Цель A: Перепишите из списка всё от строки с «drawing-handle[interactable] [995, 405, 1003, 413]» вниз до строки с «price-tick-label: 68,000.00 [1049, 475, 1085, 485]» включительно, заменив «price-tick-label» на «price-axis-label» и сохранив прочее без изменений.

Фрагмент документа:
◆ ◆ ◆
Едва ли европейская лирика XIX века через триста-пятьсот лет будет казаться исследователю менее монотонной, “застылой”, чем нам теперь старо-провансальская.

4

Как в лингвистике нельзя плодотворно изучать одну только физически-знаковую сторону без психической (“смысловой”) — и наоборот, потому что тáм только язык, где неразлучны знаки и мысль, — так и в поэтике: исключительный интерес к звуковым средствам лирики, например, или к одной только поэтической семантике (безотносительно к звуковому составу её) не приведут к построению теории её, а останутся лишь анализаторскими опытами. Важнее и сообразнее с целями поэтики разработка вопросов о взаимодействии звуковых и смысловых элементов в лирике или, вернее, об их едином, общем действии.

Тем не менее, исследования чаще велись именно односторонне, так как это гораздо легче.
◆ ◆ ◆
Данные разметки областей:
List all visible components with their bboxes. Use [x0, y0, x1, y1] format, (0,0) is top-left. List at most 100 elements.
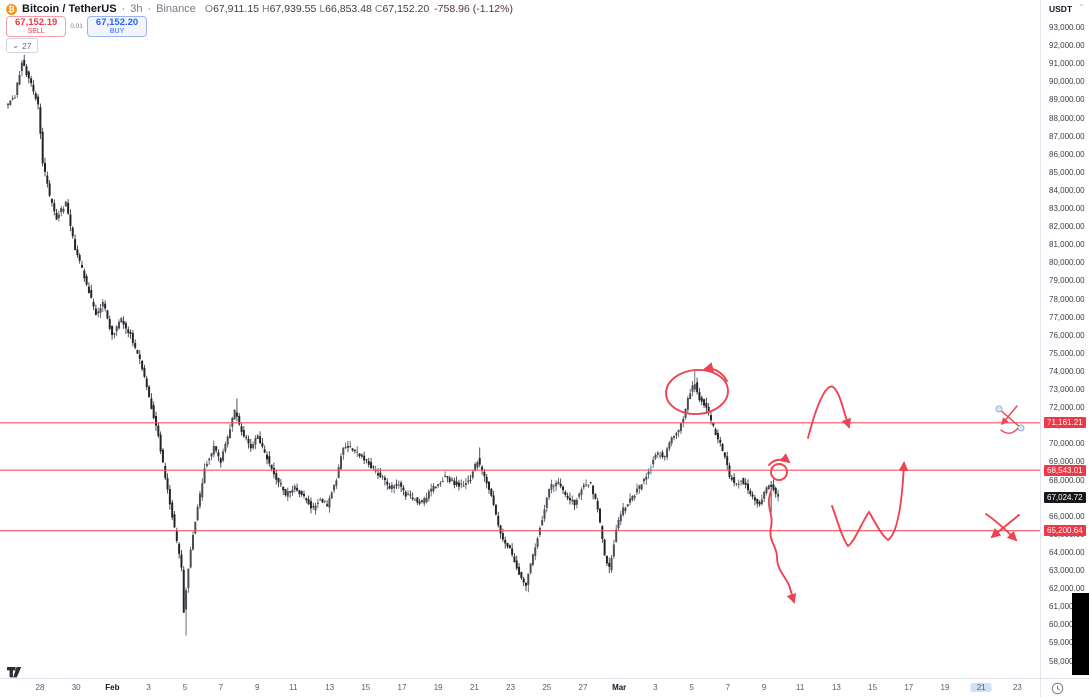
drawing-handle[interactable] [995, 405, 1003, 413]
annotation-breakdown-arrow[interactable] [767, 490, 797, 604]
price-tick-label: 81,000.00 [1049, 240, 1085, 250]
time-tick-label: 3 [653, 683, 658, 692]
price-tick-label: 63,000.00 [1049, 566, 1085, 575]
time-tick-label: 13 [325, 683, 335, 692]
price-tick-label: 75,000.00 [1049, 348, 1085, 358]
last-price-label: 67,024.72 [1044, 492, 1086, 504]
price-tick-label: 64,000.00 [1049, 547, 1085, 557]
drawings-count-pill[interactable]: ⌄ 27 [6, 38, 38, 53]
time-tick-label: 15 [868, 683, 878, 692]
price-tick-label: 68,000.00 [1049, 475, 1085, 485]
chart-canvas[interactable] [0, 0, 1040, 678]
time-tick-label: 23 [506, 683, 516, 692]
time-tick-label: 17 [397, 683, 407, 692]
annotation-rejection-spike-arrow[interactable] [807, 385, 851, 439]
time-tick-label: 11 [796, 683, 805, 692]
ohlc-readout: O67,911.15 H67,939.55 L66,853.48 C67,152… [204, 3, 513, 15]
price-tick-label: 58,000.00 [1049, 656, 1085, 666]
price-tick-label: 93,000.00 [1049, 23, 1085, 32]
tradingview-logo[interactable] [6, 666, 23, 679]
price-tick-label: 88,000.00 [1049, 113, 1085, 123]
price-tick-label: 61,000.00 [1049, 602, 1085, 612]
order-buttons: 67,152.19 SELL 0.01 67,152.20 BUY [6, 16, 148, 38]
price-tick-label: 80,000.00 [1049, 258, 1085, 268]
price-tick-label: 90,000.00 [1049, 77, 1085, 87]
time-tick-label: 19 [940, 683, 950, 692]
time-tick-highlighted: 21 [970, 683, 992, 692]
sell-button[interactable]: 67,152.19 SELL [6, 16, 67, 38]
buy-button[interactable]: 67,152.20 BUY [86, 16, 148, 38]
price-tick-label: 73,000.00 [1049, 385, 1085, 394]
symbol-header: ₿ Bitcoin / TetherUS · 3h · Binance O67,… [6, 3, 513, 15]
price-tick-label: 72,000.00 [1049, 403, 1085, 413]
annotation-invalidation-cross-lower[interactable] [985, 513, 1020, 542]
time-tick-label: 27 [578, 683, 588, 692]
axis-corner-separator [1040, 679, 1041, 697]
time-tick-label: 3 [146, 683, 151, 692]
time-tick-label: 7 [218, 683, 224, 692]
time-tick-label: Mar [612, 683, 627, 692]
price-axis[interactable]: USDT ⌃ 58,000.00 59,000.00 60,000.00 61,000… [1040, 0, 1089, 678]
price-tick-label: 85,000.00 [1049, 167, 1085, 177]
clock-icon[interactable] [1051, 682, 1064, 695]
price-tick-label: 92,000.00 [1049, 41, 1085, 51]
horizontal-level-lines[interactable] [0, 422, 1040, 532]
chevron-down-icon: ⌄ [12, 40, 20, 50]
time-tick-label: 7 [725, 683, 731, 692]
annotation-invalidation-cross-upper[interactable] [995, 405, 1025, 434]
price-tick-label: 78,000.00 [1049, 294, 1085, 304]
black-overlay-box [1072, 593, 1089, 675]
price-tick-label: 82,000.00 [1049, 222, 1085, 232]
axis-caret-icon[interactable]: ⌃ [1078, 3, 1085, 12]
price-tick-label: 76,000.00 [1049, 330, 1085, 340]
level-price-label: 68,543.01 [1044, 464, 1086, 476]
price-tick-label: 59,000.00 [1049, 638, 1085, 648]
time-tick-label: 17 [904, 683, 914, 692]
price-tick-label: 83,000.00 [1049, 204, 1085, 213]
price-tick-label: 60,000.00 [1049, 620, 1085, 630]
level-price-label: 71,161.21 [1044, 417, 1086, 429]
time-tick-label: 13 [831, 683, 841, 692]
price-tick-label: 69,000.00 [1049, 457, 1085, 467]
candlesticks[interactable] [7, 54, 780, 636]
axis-currency-label: USDT [1049, 4, 1073, 14]
price-tick-label: 89,000.00 [1049, 95, 1085, 105]
time-tick-label: 5 [689, 683, 694, 692]
time-tick-label: 21 [469, 683, 479, 692]
price-tick-label: 66,000.00 [1049, 511, 1085, 521]
bitcoin-icon: ₿ [6, 3, 17, 15]
symbol-name[interactable]: Bitcoin / TetherUS [22, 3, 117, 15]
time-tick-label: 19 [433, 683, 443, 692]
price-tick-label: 79,000.00 [1049, 276, 1085, 286]
time-tick-label: 23 [1012, 683, 1022, 692]
price-tick-label: 84,000.00 [1049, 185, 1085, 195]
level-price-label: 65,200.64 [1044, 525, 1086, 537]
time-tick-label: 28 [35, 683, 45, 692]
exchange-name: Binance [156, 3, 196, 15]
annotation-current-price-circle[interactable] [768, 453, 791, 481]
interval-selector[interactable]: 3h [130, 3, 143, 15]
price-tick-label: 86,000.00 [1049, 149, 1085, 159]
time-tick-label: 15 [361, 683, 371, 692]
time-tick-label: 9 [761, 683, 767, 692]
drawings-count: 27 [22, 40, 32, 51]
time-tick-label: 5 [182, 683, 188, 692]
price-tick-label: 91,000.00 [1049, 59, 1085, 69]
time-tick-label: 30 [71, 683, 81, 692]
time-tick-label: 11 [289, 683, 298, 692]
price-tick-label: 70,000.00 [1049, 439, 1085, 449]
annotation-w-bounce-arrow[interactable] [831, 461, 909, 548]
price-tick-label: 74,000.00 [1049, 366, 1085, 376]
drawing-handle[interactable] [1017, 424, 1025, 432]
price-change: -758.96 (-1.12%) [434, 3, 513, 15]
price-tick-label: 87,000.00 [1049, 131, 1085, 141]
time-tick-label: Feb [105, 683, 120, 692]
price-tick-label: 77,000.00 [1049, 312, 1085, 322]
time-tick-label: 9 [254, 683, 260, 692]
time-tick-label: 25 [542, 683, 552, 692]
spread-value: 0.01 [70, 23, 83, 31]
price-tick-label: 62,000.00 [1049, 584, 1085, 594]
annotation-circle-top-highlight[interactable] [665, 362, 730, 416]
time-axis[interactable]: 28 30 Feb 3 5 7 9 11 13 15 17 19 21 23 25 27 Mar 3 5 7 9 11 13… [0, 678, 1089, 697]
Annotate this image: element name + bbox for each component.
◆ ◆ ◆
Цель B: Напишите продолжение рассуждения о поэтике лирики, начиная сразу после его последней фразы.

Итоговый ответ A:
drawing-handle[interactable] [995, 405, 1003, 413]
annotation-breakdown-arrow[interactable] [767, 490, 797, 604]
price-axis-label: 81,000.00 [1049, 240, 1085, 250]
time-tick-label: 3 [653, 683, 658, 692]
price-axis-label: 63,000.00 [1049, 566, 1085, 575]
time-tick-label: 13 [325, 683, 335, 692]
price-axis-label: 75,000.00 [1049, 348, 1085, 358]
last-price-label: 67,024.72 [1044, 492, 1086, 504]
price-axis-label: 64,000.00 [1049, 547, 1085, 557]
drawings-count-pill[interactable]: ⌄ 27 [6, 38, 38, 53]
time-tick-label: 15 [868, 683, 878, 692]
price-axis-label: 68,000.00 [1049, 475, 1085, 485]

Итоговый ответ B:
В первых разделах этой статьи речь шла преимущественно о поэтической семантике отчасти по этой же причине, но и потому ещё, что эта сторона недавнее время меньше всего была предметом научного обсуждения. Теперь уже всем ясно, что без самостоятельного семантического анализа невозможно будет исследовать и соотносительное двоякое воздействие поэтической речи. Один из вопросов этого порядка (ритмическое членение и семантика) поставлен и удачно разработан был Ю.  Тыняновым  в книжке «Проблема стихотворного языка», 1924, но остались совершенно незатронутыми ещё многие вопросы не меньшей важности для теории лирики.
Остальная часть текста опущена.